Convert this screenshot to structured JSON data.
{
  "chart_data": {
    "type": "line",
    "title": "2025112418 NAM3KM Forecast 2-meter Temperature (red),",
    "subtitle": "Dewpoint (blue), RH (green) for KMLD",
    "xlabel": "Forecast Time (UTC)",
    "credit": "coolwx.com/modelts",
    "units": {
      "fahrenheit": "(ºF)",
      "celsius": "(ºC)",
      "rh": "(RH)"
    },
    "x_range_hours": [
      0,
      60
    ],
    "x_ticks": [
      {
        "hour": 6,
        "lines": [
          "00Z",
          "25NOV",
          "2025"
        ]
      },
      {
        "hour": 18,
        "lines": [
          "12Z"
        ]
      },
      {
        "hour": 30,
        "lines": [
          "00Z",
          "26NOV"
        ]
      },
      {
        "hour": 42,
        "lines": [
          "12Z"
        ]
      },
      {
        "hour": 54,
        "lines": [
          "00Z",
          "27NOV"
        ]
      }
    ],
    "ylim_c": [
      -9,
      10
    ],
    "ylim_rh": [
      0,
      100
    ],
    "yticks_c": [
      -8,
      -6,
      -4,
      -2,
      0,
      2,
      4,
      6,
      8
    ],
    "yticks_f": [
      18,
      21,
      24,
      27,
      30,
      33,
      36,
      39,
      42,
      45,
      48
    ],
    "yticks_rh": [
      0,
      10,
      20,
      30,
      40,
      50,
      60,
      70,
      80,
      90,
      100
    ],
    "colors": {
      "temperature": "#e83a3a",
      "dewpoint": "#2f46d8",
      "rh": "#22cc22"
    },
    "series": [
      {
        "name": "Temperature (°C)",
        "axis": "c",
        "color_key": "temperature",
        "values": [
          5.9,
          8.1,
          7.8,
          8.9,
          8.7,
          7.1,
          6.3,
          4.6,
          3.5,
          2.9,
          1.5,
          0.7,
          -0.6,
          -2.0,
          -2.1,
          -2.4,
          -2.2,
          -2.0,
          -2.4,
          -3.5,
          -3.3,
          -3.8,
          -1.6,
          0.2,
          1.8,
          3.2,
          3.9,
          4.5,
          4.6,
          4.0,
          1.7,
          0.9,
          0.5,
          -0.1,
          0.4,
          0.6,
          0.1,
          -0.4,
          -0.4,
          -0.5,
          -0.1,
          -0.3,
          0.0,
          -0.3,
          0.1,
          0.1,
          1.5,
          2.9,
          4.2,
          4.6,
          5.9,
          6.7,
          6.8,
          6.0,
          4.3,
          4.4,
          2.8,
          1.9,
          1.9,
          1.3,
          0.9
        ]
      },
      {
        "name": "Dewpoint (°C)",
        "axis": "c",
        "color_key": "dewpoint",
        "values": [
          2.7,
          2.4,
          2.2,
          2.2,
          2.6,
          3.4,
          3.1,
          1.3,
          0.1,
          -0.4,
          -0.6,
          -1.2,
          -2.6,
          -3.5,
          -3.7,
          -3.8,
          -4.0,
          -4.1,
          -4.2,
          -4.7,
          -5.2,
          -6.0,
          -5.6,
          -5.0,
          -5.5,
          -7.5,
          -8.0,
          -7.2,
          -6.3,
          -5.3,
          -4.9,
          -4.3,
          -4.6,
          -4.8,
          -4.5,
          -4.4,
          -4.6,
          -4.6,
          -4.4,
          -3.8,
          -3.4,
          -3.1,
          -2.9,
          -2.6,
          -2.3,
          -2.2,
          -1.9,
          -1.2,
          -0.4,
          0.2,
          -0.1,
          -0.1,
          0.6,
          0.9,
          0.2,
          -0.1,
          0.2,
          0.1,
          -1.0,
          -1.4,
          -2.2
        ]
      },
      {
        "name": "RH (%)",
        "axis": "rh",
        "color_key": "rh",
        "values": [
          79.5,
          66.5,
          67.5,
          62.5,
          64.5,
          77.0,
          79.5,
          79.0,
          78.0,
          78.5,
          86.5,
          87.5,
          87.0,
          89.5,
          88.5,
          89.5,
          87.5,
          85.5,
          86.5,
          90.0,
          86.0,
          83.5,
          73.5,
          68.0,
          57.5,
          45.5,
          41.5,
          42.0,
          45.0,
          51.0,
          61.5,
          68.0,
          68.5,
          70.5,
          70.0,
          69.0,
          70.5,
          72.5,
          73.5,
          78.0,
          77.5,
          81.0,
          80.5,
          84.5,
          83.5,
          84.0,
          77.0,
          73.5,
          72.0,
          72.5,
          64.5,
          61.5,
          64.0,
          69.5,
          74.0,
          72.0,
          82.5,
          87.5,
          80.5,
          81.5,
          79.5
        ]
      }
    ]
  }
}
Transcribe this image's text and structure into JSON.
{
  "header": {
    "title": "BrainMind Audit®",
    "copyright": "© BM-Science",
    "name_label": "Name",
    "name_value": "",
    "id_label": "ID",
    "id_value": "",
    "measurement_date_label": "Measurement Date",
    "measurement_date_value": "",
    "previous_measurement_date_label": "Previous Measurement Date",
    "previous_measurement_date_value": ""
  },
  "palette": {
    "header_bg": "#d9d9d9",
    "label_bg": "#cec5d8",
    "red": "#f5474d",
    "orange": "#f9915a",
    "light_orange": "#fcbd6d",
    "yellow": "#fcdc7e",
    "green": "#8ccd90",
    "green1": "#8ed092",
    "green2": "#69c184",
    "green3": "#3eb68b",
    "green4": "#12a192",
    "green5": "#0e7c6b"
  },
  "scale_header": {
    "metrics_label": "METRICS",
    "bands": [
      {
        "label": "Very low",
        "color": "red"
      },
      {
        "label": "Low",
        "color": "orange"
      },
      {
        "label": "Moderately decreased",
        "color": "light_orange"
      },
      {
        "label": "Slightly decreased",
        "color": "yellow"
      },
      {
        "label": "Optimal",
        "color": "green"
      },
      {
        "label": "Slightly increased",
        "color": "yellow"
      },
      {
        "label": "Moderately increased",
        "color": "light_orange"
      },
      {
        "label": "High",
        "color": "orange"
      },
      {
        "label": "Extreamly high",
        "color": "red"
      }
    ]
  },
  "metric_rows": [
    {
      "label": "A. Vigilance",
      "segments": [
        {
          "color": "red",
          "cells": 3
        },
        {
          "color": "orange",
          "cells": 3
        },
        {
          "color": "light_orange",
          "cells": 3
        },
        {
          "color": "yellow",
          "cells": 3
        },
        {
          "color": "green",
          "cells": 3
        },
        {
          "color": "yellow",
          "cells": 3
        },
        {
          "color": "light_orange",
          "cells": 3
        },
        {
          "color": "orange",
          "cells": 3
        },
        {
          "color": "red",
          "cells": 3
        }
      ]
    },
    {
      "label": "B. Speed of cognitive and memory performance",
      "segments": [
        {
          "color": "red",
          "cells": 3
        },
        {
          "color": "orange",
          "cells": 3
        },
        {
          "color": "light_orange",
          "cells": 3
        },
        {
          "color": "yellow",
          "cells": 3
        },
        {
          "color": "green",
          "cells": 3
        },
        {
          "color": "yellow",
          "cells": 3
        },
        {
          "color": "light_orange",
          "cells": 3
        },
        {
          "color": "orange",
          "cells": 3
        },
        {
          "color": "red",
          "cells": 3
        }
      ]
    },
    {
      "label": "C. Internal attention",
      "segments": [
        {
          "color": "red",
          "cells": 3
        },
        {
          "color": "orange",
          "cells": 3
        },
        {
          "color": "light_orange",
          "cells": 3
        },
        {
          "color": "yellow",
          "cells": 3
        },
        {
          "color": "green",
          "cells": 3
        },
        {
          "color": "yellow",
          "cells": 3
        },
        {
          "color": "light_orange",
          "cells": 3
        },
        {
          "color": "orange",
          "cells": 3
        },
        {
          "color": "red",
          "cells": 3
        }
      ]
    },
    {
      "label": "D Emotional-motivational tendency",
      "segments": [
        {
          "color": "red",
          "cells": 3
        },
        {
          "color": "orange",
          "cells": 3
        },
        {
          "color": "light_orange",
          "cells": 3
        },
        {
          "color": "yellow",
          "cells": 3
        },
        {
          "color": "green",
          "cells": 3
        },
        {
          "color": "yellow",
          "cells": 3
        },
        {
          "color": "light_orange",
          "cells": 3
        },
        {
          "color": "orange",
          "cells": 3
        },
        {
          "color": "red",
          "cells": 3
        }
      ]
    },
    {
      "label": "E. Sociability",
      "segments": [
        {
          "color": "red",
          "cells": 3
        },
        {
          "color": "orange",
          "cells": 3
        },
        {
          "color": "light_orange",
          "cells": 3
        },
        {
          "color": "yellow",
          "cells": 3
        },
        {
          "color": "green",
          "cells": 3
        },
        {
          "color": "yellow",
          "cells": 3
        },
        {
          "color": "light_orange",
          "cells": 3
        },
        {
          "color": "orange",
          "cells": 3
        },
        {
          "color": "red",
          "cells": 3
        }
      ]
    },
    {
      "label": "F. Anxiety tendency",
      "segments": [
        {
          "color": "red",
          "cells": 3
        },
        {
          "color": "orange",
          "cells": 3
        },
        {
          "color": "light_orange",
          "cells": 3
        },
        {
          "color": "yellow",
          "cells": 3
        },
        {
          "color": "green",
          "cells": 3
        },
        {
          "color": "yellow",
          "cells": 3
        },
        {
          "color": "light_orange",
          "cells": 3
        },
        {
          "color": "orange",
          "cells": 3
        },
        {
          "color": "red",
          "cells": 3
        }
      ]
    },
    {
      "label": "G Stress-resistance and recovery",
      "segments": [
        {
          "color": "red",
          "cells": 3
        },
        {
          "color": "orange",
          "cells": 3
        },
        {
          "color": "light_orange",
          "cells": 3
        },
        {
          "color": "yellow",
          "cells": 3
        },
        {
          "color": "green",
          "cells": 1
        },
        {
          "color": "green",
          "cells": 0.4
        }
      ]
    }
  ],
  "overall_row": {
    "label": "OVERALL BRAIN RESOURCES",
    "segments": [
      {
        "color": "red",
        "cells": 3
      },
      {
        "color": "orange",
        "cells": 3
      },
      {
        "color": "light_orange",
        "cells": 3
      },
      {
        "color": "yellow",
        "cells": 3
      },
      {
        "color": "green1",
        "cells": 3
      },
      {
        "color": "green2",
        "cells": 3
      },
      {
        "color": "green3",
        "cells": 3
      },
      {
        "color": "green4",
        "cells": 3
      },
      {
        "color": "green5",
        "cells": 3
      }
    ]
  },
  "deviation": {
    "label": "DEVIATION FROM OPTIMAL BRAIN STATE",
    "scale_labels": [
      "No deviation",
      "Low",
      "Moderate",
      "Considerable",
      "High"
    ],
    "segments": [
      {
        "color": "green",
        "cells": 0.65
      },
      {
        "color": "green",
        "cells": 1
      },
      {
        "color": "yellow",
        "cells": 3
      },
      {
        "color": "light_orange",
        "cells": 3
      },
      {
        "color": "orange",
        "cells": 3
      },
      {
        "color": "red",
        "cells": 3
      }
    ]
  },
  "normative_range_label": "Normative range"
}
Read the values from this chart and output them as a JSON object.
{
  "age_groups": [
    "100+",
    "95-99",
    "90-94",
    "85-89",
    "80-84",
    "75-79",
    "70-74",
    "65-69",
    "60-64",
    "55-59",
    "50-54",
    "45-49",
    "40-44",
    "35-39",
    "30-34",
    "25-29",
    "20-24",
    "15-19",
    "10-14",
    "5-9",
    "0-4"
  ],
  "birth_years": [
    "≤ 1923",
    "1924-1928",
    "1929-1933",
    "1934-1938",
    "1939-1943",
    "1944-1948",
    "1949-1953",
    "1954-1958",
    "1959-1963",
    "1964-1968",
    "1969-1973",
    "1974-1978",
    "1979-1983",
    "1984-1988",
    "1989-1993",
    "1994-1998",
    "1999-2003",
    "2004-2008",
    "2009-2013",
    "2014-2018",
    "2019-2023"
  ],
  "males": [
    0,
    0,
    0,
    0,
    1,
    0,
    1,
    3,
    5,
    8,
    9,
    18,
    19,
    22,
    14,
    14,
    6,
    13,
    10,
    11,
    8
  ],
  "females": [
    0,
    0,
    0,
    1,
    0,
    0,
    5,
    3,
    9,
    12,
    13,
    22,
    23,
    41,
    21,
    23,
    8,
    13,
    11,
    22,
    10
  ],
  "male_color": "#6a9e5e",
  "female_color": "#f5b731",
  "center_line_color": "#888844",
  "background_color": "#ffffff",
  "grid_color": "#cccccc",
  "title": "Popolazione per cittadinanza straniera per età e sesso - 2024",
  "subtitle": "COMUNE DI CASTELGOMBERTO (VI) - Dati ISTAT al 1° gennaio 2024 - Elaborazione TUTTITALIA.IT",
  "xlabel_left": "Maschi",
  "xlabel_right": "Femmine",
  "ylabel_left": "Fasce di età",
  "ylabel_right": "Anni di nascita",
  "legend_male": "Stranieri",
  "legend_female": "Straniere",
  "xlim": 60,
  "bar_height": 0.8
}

****

* **What the task requires**: Only the number is wanted: how many lines in the entries above contain the word "tendency"?

* **Written answer**: 2